**Problem description:** Copy each line of the data below with the word "JSON".
[Records provided start]
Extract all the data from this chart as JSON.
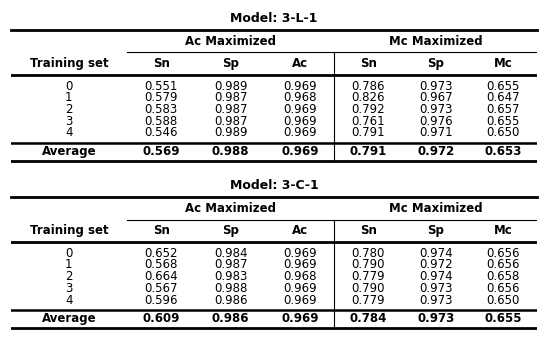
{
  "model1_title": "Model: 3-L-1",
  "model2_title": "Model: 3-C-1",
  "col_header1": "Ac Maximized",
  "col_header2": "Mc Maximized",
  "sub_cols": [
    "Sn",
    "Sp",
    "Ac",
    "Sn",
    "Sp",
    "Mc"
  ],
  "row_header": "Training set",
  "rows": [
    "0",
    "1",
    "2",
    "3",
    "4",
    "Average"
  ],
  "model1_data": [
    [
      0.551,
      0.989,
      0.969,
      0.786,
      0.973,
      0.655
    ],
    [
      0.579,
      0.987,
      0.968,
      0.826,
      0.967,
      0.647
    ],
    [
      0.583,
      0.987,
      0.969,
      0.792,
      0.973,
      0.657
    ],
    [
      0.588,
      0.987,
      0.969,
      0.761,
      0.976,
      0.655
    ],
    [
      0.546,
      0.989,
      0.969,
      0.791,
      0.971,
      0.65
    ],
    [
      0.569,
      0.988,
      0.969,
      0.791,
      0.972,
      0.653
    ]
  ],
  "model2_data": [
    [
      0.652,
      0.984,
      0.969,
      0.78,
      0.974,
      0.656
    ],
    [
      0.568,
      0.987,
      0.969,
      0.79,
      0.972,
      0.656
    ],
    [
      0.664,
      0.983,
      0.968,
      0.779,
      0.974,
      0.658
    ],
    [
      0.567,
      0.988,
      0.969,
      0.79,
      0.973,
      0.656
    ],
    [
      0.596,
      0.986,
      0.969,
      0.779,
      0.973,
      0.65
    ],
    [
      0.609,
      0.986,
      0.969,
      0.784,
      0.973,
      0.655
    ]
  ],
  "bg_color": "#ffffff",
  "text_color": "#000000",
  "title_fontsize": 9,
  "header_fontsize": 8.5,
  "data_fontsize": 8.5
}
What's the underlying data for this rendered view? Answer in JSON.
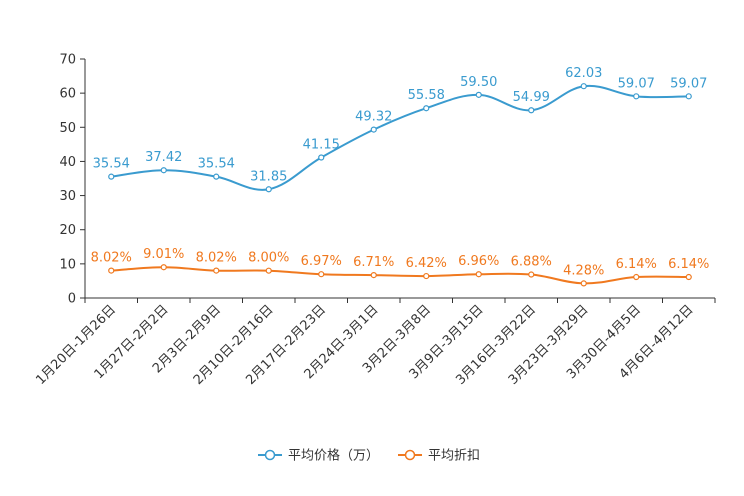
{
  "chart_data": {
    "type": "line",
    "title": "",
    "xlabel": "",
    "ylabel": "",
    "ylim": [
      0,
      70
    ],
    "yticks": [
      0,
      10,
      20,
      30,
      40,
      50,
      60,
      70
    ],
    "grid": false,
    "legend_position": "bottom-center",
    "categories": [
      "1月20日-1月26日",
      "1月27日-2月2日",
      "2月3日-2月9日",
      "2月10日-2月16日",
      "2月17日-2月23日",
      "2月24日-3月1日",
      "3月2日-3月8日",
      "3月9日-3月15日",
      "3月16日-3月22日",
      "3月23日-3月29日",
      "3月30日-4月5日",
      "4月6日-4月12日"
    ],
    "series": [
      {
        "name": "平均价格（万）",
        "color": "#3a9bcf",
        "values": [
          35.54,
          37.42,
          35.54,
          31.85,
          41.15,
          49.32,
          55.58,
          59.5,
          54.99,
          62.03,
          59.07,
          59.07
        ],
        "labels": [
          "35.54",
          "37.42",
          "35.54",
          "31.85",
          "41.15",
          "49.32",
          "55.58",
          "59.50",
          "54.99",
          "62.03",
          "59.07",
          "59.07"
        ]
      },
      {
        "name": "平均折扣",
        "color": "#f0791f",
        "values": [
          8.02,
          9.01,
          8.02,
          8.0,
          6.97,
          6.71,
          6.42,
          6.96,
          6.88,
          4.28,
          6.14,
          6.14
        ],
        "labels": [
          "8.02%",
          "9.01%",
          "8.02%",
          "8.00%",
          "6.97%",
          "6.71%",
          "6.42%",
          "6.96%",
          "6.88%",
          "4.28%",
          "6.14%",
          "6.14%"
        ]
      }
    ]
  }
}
[Records provided end]
[Records provided start]
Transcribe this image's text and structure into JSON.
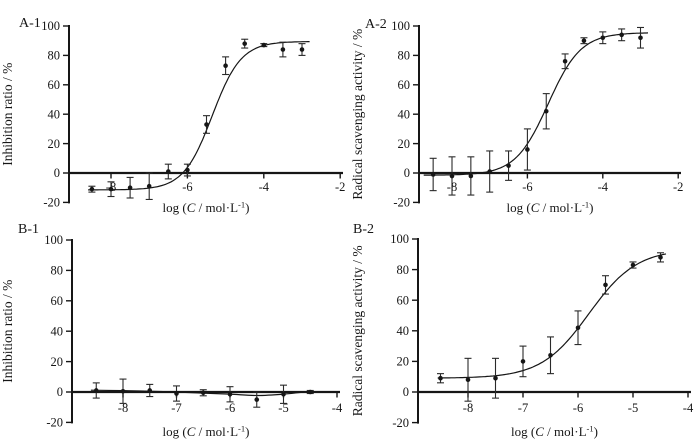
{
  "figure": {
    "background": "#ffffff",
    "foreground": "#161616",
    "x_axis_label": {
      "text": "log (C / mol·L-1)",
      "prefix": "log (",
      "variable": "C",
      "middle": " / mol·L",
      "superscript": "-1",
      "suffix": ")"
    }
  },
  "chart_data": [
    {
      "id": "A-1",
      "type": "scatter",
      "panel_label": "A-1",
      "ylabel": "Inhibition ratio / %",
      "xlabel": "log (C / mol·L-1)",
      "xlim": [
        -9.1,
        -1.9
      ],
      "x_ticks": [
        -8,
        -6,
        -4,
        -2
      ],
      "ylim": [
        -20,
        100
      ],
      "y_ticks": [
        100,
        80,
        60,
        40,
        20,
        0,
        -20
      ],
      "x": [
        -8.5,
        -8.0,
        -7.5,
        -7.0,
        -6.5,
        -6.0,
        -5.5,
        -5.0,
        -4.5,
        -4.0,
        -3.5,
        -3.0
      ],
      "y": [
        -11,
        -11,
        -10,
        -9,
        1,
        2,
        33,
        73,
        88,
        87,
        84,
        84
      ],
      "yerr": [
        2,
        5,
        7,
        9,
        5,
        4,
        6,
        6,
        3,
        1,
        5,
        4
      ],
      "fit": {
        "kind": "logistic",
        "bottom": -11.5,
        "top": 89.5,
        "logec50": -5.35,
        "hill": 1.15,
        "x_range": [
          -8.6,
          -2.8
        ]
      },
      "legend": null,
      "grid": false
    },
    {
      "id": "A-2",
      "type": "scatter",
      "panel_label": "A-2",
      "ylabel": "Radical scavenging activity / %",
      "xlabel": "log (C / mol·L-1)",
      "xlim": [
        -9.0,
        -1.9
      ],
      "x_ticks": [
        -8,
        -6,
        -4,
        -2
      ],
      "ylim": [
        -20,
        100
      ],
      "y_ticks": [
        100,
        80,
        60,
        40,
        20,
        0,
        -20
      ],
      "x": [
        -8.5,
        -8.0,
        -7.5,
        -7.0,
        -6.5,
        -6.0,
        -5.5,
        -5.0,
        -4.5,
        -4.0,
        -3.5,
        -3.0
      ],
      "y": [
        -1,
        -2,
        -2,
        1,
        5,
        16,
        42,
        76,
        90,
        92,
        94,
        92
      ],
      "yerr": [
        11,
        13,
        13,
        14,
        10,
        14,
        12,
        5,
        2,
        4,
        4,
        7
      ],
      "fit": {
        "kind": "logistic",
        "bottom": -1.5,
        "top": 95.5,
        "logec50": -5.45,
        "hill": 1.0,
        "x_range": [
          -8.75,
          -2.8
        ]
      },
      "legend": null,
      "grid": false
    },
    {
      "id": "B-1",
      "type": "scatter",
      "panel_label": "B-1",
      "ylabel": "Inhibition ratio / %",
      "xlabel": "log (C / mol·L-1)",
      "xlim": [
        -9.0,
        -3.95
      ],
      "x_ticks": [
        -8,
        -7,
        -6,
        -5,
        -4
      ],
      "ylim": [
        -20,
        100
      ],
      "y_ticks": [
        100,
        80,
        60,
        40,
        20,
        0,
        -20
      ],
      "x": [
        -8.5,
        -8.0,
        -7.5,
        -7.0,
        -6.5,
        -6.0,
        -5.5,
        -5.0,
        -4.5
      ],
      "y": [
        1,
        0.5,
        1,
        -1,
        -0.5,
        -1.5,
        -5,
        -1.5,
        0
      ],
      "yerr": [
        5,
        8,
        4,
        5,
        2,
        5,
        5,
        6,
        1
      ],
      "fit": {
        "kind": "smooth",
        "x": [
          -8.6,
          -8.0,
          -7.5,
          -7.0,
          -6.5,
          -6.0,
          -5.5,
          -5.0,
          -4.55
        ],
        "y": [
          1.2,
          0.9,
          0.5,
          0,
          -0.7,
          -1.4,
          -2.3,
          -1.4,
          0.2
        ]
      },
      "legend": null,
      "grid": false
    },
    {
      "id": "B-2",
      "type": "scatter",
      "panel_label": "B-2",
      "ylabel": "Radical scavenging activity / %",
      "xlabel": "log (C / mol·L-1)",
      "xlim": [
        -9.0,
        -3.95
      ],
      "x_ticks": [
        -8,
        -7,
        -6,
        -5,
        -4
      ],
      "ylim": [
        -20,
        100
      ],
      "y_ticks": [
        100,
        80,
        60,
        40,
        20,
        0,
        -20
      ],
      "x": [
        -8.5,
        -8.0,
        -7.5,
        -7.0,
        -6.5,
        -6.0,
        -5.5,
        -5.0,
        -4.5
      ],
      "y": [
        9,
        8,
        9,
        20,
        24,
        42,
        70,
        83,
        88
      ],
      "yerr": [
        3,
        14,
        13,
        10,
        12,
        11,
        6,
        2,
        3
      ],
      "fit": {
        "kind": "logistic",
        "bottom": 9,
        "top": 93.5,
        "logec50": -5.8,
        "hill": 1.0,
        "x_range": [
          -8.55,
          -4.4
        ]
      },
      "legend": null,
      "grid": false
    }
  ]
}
[Records provided end]
**Completed exercise:**
Extract all the data from this chart as JSON.
What's the underlying data for this rendered view? Answer in JSON.
Transcribe this image's text and structure into JSON.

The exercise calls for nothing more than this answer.